EXERCISE GOAL: Count the lines below that contain the word "энергетической" and give only the number.
····················
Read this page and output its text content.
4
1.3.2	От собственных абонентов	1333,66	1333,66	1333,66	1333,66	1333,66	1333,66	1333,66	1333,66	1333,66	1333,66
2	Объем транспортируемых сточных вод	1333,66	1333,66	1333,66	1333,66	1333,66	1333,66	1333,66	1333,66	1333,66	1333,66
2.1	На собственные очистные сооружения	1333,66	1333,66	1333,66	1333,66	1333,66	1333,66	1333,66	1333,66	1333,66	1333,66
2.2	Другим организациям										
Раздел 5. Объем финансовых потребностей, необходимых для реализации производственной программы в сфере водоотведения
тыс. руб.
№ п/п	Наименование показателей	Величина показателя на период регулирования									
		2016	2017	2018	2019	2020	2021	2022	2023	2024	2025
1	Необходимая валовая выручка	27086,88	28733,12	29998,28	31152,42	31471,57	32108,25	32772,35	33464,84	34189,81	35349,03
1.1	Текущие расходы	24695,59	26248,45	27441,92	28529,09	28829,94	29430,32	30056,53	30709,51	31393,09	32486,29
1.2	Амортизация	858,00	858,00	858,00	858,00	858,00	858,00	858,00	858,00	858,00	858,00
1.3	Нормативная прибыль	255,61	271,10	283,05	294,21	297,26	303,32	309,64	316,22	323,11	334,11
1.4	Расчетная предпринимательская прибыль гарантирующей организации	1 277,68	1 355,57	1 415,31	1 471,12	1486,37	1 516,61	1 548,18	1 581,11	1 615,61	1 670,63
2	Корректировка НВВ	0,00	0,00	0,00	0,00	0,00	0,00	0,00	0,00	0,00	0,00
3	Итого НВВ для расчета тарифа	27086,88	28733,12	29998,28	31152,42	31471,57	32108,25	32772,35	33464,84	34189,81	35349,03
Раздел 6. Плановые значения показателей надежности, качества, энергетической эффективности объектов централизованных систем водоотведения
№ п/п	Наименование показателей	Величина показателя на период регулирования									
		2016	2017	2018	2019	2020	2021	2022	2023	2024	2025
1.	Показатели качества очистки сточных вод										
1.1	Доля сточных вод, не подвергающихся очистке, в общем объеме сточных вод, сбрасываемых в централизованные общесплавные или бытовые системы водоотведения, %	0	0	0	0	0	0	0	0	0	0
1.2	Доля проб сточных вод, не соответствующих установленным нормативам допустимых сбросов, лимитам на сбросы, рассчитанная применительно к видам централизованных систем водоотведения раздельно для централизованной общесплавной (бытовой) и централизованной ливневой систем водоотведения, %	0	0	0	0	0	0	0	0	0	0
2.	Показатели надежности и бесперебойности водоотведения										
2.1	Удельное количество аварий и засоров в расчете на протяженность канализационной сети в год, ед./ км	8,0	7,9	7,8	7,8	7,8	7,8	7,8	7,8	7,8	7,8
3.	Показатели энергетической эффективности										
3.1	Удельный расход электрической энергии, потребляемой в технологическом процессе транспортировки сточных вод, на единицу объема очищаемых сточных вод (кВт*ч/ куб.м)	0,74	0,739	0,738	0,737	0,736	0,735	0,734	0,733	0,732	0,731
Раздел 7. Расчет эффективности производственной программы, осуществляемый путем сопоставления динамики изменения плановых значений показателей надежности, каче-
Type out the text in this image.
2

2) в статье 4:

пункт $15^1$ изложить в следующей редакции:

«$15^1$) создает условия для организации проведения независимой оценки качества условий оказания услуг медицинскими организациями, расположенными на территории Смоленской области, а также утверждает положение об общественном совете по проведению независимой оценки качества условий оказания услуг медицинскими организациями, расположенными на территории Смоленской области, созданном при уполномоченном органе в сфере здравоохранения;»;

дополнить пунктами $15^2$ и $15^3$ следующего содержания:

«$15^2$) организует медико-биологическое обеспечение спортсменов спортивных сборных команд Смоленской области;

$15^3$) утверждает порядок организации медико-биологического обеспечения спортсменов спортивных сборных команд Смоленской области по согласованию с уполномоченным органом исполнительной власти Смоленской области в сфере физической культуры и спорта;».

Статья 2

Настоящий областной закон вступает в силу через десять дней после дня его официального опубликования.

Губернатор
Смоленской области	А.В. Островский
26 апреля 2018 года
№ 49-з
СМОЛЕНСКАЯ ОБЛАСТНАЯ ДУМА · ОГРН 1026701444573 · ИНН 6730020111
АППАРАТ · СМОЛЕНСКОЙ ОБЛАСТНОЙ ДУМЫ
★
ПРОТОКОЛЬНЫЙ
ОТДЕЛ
····················
FULL SOLUTION: 2